-- START OF PROVIDED TEXT --
The ongoing snub of the Congressional Hispanic Caucus (CHC) puts in question whether the group’s political clout has grown on par with its numbers.

Talks have been mostly led by Sens. Chris Murphy (D-Conn.), James Lankford (R-Okla.) and Kyrsten Sinema (I-Ariz.), though others including Sens. Lindsey Graham (R-S.C.) and John Thune (R-S.D.) have publicly chimed in.

The White House has endorsed the talks, which appear to be eyeing a trade of hawkish border policy reforms for funding for Ukraine, Israel and Taiwan, as has Senate Majority Leader Chuck Schumer (D-N.Y.).

For months, CHC members have raised their concerns publicly and privately, but the calls for inclusion have apparently gone unheard.

“The old saying that ‘if you’re not in the room, you’re on the menu’ — it may very well be the case here. And so, it is alarming to me,” said Sen. Bob Menendez (D-N.J.), the most senior CHC member in the Senate.

“It would be like writing civil rights legislation and voting legislation and having none of the African American members of the Senate or the Black Caucus in the House be involved.”
-- END OF PROVIDED TEXT --
-- START OF ROWS --
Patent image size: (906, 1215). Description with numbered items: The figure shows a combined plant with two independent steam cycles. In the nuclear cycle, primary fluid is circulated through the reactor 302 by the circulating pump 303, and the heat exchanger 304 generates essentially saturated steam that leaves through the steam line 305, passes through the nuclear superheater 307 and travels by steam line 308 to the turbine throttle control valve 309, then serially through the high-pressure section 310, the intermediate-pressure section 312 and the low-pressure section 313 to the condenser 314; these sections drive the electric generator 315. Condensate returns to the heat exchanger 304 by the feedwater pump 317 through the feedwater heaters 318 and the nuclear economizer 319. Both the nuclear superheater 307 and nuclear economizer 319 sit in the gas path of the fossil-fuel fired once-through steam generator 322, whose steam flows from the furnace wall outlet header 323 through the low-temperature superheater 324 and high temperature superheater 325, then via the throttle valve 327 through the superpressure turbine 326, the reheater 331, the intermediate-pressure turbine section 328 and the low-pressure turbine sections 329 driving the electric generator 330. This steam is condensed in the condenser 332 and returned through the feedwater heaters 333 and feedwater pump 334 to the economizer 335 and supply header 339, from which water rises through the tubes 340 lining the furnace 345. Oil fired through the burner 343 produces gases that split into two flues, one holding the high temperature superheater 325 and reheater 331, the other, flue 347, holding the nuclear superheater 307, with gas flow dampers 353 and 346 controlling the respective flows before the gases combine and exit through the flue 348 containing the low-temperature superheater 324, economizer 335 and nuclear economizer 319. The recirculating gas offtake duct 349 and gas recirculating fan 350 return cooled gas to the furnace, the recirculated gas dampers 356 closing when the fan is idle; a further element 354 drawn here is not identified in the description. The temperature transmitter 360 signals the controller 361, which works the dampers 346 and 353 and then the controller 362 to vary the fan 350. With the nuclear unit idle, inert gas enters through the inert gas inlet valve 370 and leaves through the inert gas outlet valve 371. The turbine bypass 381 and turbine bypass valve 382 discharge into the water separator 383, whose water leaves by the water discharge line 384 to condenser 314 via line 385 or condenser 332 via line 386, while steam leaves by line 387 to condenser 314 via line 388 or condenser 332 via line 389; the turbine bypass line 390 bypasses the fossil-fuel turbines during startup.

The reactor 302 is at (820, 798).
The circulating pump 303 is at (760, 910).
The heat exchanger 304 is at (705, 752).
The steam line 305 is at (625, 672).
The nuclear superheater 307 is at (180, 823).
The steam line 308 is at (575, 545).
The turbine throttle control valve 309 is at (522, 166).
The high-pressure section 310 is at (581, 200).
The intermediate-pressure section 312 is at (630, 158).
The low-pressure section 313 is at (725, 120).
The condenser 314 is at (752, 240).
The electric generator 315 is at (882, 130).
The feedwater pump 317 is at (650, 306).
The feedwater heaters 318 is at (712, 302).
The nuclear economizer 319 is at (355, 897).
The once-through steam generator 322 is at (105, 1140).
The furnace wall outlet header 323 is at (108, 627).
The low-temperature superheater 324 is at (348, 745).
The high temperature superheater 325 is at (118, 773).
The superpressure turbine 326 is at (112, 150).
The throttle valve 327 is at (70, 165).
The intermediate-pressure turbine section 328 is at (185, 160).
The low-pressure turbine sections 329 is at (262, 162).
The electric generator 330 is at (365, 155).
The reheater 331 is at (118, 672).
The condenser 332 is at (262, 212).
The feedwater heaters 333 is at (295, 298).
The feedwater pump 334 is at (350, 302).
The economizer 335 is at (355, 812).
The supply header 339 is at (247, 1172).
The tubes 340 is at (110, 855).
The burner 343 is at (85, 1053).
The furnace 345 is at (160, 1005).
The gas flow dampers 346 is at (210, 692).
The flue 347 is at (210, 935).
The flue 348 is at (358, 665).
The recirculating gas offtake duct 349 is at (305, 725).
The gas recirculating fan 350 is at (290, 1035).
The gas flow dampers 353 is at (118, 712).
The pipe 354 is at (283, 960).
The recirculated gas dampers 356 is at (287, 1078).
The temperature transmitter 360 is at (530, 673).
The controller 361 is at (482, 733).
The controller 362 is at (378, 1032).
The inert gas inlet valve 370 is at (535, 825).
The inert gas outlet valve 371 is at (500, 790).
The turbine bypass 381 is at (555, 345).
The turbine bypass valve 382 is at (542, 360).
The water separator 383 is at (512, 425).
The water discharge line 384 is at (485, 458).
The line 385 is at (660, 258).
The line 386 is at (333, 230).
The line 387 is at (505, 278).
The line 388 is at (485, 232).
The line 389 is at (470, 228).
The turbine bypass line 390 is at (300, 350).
-- END OF ROWS --
* **WORK TO DO**
1. Using the passage on the Congressional Hispanic Caucus, decide whether each statement agrees with it. Give yes or no for each, with the deciding words of the passage quoted exactly.
(a) Sens. Chris Murphy, James Lankford and Kyrsten Sinema have mostly led the talks.
(b) The White House has opposed the talks.
(c) Bob Menendez is the most senior CHC member in the Senate.
2. Answer these questions from the passage on the Congressional Hispanic Caucus.
(a) Funding for which three places appears to be traded for border policy reforms in the talks?
(b) For how long have CHC members raised their concerns?
(c) What state does Sen. Bob Menendez represent?
3. Extract the section of the passage on the Congressional Hispanic Caucus from "The White House" up to and including "apparently gone unheard.".
The material can be left aside.

* **THE SOLUTIONS**
1.
(a) Yes: "Talks have been mostly led by Sens. Chris Murphy (D-Conn.), James Lankford (R-Okla.) and Kyrsten Sinema (I-Ariz.)"
(b) No: "The White House has endorsed the talks"
(c) Yes: "the most senior CHC member in the Senate"

2.
(a) Ukraine, Israel and Taiwan
(b) For months
(c) New Jersey (D-N.J.)

3.
The White House has endorsed the talks, which appear to be eyeing a trade of hawkish border policy reforms for funding for Ukraine, Israel and Taiwan, as has Senate Majority Leader Chuck Schumer (D-N.Y.).

For months, CHC members have raised their concerns publicly and privately, but the calls for inclusion have apparently gone unheard.